### Task directions
Find every line in the records that contains the string "series" and copy each one. Treat case as significant.
** START OF Supplied records **
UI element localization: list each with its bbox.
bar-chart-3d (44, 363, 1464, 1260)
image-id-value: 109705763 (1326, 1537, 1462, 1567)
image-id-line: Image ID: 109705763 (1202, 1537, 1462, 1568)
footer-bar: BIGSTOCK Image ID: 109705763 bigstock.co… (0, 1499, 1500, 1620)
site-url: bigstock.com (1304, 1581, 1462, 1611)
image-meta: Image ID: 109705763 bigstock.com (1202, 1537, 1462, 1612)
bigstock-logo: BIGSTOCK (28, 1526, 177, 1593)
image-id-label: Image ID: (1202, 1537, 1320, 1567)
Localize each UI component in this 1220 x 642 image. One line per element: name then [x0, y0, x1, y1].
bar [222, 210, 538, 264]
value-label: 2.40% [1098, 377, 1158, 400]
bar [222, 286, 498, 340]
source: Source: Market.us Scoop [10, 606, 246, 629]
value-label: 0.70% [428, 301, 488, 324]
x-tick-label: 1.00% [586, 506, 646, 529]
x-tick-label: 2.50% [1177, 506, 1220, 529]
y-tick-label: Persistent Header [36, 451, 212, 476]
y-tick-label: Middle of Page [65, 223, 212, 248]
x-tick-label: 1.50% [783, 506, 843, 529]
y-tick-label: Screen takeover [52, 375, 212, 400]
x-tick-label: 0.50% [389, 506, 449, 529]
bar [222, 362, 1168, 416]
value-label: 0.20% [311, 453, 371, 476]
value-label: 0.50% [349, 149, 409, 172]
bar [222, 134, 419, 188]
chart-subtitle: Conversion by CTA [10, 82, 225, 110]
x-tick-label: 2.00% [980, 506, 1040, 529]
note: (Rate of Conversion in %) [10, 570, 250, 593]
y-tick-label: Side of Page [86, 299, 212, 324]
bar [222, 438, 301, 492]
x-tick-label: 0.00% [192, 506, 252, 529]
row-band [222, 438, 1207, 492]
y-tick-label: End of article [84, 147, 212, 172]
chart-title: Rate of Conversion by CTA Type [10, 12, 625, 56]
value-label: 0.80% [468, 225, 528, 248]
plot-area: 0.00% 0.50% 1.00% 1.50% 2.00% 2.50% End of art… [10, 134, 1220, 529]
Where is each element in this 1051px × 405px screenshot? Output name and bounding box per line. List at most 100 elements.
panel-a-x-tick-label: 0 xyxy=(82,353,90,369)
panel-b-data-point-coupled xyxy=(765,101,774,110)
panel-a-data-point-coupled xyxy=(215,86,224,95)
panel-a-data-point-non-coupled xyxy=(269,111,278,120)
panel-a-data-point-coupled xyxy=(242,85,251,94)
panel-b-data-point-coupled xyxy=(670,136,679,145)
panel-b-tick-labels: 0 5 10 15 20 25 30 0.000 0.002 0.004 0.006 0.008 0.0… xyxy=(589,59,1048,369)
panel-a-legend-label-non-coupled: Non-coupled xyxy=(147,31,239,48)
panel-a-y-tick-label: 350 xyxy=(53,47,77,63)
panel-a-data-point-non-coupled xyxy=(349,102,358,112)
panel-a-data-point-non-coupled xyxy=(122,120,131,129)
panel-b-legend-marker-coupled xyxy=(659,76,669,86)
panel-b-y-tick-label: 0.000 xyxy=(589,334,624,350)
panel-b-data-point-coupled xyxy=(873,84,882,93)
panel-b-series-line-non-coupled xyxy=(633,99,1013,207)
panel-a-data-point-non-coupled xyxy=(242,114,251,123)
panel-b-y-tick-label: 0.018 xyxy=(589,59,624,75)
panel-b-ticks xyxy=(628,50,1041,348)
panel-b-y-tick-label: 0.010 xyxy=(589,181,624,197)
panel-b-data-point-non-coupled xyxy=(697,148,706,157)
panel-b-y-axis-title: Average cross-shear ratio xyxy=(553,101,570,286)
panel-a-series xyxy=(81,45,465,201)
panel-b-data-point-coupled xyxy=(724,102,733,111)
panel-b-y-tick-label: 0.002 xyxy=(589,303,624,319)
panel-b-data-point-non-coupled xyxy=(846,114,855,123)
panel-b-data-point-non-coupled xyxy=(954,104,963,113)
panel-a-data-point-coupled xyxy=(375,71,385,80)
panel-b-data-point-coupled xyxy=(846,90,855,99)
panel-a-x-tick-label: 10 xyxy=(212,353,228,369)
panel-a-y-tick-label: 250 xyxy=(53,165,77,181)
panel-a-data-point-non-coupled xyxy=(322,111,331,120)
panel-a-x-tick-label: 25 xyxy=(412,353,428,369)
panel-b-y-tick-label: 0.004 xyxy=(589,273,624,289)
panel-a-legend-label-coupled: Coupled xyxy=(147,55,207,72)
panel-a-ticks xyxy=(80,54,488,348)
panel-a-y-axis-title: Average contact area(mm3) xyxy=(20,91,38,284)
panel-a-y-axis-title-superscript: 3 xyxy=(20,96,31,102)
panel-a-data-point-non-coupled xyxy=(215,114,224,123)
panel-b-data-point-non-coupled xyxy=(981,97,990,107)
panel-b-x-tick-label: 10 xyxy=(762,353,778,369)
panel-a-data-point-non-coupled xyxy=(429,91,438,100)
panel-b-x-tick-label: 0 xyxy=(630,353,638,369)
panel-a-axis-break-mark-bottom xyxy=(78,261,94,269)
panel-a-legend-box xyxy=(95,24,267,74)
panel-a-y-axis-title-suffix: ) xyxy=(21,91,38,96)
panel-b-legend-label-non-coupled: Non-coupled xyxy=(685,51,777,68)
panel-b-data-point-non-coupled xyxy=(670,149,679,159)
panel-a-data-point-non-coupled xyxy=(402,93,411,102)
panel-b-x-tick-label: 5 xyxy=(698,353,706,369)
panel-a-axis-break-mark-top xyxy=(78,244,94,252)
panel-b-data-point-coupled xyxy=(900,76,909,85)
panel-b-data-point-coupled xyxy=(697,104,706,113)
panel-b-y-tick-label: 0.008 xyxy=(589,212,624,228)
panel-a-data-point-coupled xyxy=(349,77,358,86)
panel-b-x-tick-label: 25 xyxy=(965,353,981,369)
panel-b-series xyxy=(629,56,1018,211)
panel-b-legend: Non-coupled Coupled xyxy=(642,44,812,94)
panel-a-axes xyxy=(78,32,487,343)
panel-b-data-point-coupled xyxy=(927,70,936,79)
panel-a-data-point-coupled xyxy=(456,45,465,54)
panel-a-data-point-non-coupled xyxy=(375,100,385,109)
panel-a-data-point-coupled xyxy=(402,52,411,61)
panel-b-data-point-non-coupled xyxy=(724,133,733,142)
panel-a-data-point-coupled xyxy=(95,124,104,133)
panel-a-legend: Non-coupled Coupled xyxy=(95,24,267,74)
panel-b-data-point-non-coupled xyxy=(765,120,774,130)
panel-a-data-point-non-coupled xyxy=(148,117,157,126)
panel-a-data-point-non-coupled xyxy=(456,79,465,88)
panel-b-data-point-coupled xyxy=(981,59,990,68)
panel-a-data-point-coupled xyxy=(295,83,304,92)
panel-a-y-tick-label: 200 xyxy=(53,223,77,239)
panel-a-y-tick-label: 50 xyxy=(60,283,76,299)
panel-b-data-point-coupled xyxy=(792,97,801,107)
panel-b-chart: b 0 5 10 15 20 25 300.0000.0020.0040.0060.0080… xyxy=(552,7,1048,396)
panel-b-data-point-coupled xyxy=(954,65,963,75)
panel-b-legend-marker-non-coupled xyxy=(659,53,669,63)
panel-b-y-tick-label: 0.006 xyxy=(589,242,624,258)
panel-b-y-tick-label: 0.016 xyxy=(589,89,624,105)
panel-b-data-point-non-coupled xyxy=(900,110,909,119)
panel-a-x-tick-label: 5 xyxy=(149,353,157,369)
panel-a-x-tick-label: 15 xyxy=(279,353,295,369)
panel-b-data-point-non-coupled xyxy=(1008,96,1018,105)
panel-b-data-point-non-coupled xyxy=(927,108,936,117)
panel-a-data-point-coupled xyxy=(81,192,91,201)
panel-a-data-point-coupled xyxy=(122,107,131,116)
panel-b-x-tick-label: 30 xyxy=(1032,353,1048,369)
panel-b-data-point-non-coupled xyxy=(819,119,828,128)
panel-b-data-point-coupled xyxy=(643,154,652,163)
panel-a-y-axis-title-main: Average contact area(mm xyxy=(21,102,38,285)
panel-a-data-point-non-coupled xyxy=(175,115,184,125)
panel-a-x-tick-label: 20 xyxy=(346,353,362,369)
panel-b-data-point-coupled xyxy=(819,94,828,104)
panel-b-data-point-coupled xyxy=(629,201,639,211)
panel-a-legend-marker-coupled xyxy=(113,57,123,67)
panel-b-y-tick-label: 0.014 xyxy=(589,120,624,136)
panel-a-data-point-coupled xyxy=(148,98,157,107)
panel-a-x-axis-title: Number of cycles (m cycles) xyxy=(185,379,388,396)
** END OF Supplied records **
### Result of the exercise
panel-b-series-line-non-coupled xyxy=(633,99,1013,207)
panel-a-series xyxy=(81,45,465,201)
panel-b-series xyxy=(629,56,1018,211)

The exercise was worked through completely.